>> BEGIN
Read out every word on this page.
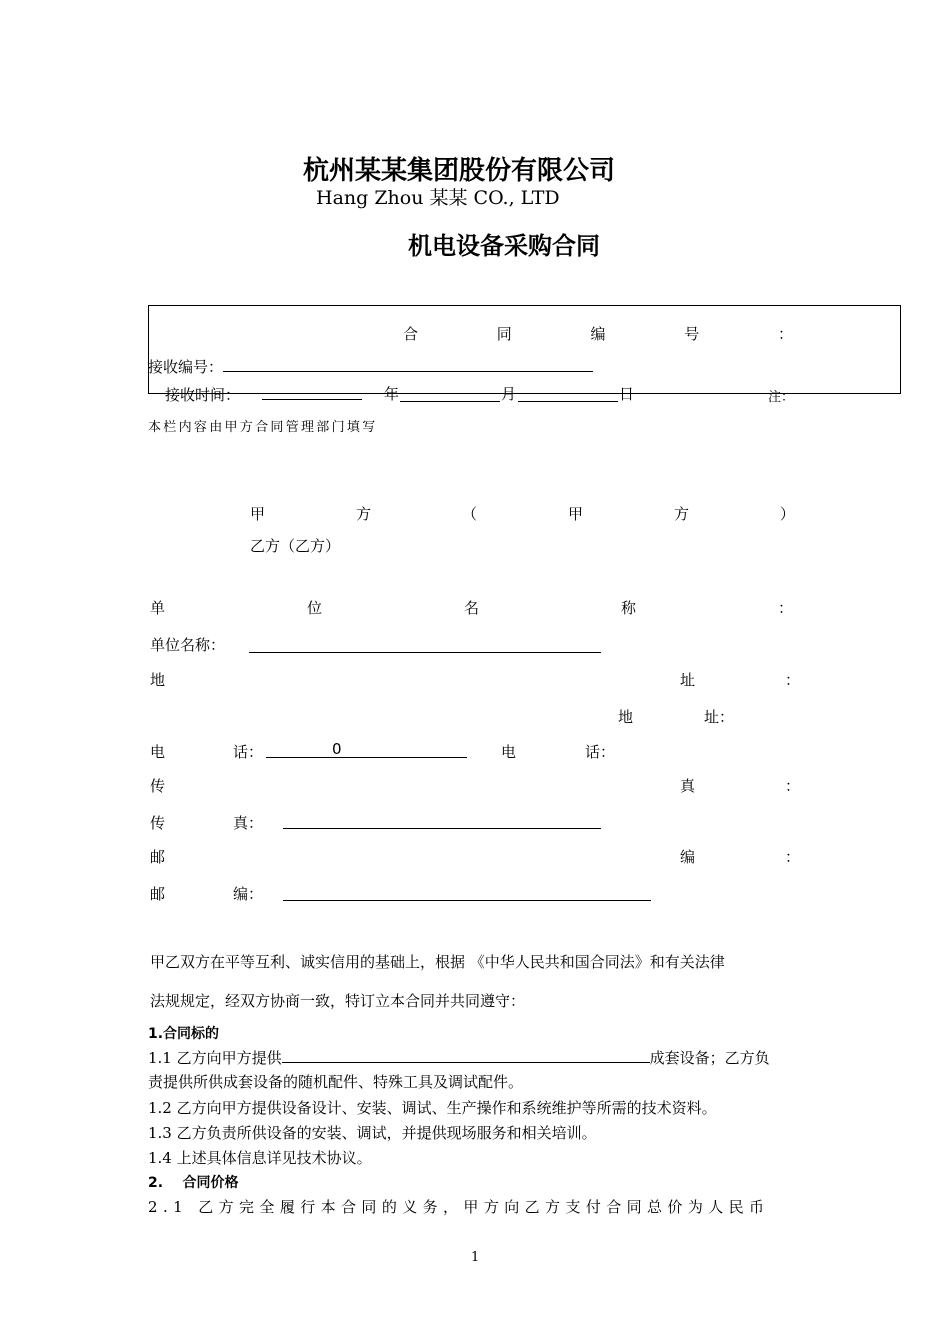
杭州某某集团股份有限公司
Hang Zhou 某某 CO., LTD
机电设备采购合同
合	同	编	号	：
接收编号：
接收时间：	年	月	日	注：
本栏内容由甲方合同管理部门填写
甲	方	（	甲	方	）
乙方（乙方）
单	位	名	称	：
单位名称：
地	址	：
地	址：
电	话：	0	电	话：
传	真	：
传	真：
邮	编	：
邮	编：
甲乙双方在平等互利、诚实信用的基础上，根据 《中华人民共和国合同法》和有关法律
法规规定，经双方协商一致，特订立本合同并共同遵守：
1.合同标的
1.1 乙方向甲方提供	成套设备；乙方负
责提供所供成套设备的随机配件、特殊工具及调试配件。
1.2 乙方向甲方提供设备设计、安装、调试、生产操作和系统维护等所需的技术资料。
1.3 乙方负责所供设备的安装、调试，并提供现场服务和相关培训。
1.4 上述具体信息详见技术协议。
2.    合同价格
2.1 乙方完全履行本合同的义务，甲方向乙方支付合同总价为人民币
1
>> END
Task statement: Return each line from the material above exactly, but not the pictures.

Response to this task:
Read out every word on this page.
杭州某某集团股份有限公司
Hang Zhou 某某 CO., LTD
机电设备采购合同
合	同	编	号	：
接收编号：
接收时间：	年	月	日	注：
本栏内容由甲方合同管理部门填写
甲	方	（	甲	方	）
乙方（乙方）
单	位	名	称	：
单位名称：
地	址	：
地	址：
电	话：	0	电	话：
传	真	：
传	真：
邮	编	：
邮	编：
甲乙双方在平等互利、诚实信用的基础上，根据 《中华人民共和国合同法》和有关法律
法规规定，经双方协商一致，特订立本合同并共同遵守：
1.合同标的
1.1 乙方向甲方提供	成套设备；乙方负
责提供所供成套设备的随机配件、特殊工具及调试配件。
1.2 乙方向甲方提供设备设计、安装、调试、生产操作和系统维护等所需的技术资料。
1.3 乙方负责所供设备的安装、调试，并提供现场服务和相关培训。
1.4 上述具体信息详见技术协议。
2.    合同价格
2.1 乙方完全履行本合同的义务，甲方向乙方支付合同总价为人民币
1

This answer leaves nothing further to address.